§ **Instruction**:
Copy each line of the records that contains the word "Hacienda".

··· Input material ···

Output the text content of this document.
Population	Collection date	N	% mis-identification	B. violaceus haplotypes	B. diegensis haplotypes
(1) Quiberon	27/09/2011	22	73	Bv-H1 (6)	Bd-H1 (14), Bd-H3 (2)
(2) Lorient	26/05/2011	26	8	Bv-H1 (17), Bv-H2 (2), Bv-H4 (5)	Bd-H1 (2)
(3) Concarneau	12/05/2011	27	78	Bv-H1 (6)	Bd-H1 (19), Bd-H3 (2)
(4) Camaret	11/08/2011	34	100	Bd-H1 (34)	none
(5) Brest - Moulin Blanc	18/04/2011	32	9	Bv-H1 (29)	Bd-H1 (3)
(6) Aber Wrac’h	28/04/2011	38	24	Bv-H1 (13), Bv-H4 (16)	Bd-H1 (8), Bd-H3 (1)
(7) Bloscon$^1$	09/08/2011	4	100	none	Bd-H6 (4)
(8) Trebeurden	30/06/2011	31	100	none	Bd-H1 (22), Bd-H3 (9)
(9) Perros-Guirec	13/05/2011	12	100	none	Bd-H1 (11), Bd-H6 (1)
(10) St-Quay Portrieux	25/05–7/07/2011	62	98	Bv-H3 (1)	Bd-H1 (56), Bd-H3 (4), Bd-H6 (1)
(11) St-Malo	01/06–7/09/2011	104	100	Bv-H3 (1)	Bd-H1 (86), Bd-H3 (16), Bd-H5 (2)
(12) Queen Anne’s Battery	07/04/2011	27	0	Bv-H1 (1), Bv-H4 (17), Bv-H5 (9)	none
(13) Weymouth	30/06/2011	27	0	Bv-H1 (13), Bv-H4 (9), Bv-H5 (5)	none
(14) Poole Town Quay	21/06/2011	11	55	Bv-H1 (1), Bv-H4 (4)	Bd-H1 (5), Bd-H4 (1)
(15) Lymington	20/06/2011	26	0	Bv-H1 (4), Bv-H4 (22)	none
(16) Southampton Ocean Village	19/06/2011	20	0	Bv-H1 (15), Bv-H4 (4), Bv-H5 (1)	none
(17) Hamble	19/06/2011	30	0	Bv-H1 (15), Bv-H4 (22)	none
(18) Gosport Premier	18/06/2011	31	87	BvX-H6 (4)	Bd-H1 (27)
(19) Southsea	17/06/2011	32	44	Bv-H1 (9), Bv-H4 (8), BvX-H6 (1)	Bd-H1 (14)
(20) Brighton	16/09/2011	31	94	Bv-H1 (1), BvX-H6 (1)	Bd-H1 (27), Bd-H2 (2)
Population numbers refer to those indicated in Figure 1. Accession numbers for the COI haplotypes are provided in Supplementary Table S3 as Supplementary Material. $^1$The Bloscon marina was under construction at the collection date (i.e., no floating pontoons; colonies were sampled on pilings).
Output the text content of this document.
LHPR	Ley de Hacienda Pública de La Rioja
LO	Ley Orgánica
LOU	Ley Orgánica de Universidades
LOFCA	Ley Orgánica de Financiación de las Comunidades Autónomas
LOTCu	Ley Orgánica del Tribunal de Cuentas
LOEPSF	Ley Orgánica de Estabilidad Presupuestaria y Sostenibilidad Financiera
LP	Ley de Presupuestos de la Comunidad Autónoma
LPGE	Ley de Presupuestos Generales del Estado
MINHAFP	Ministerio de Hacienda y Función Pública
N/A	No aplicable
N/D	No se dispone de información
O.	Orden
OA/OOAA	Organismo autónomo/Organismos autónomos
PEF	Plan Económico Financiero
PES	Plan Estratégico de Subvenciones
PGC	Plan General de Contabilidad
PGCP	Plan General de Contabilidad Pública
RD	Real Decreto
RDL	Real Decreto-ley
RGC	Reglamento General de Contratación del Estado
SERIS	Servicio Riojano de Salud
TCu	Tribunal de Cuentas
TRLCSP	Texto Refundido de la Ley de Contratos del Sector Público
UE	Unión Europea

···

§ **Expected answer**:
LHPR	Ley de Hacienda Pública de La Rioja
MINHAFP	Ministerio de Hacienda y Función Pública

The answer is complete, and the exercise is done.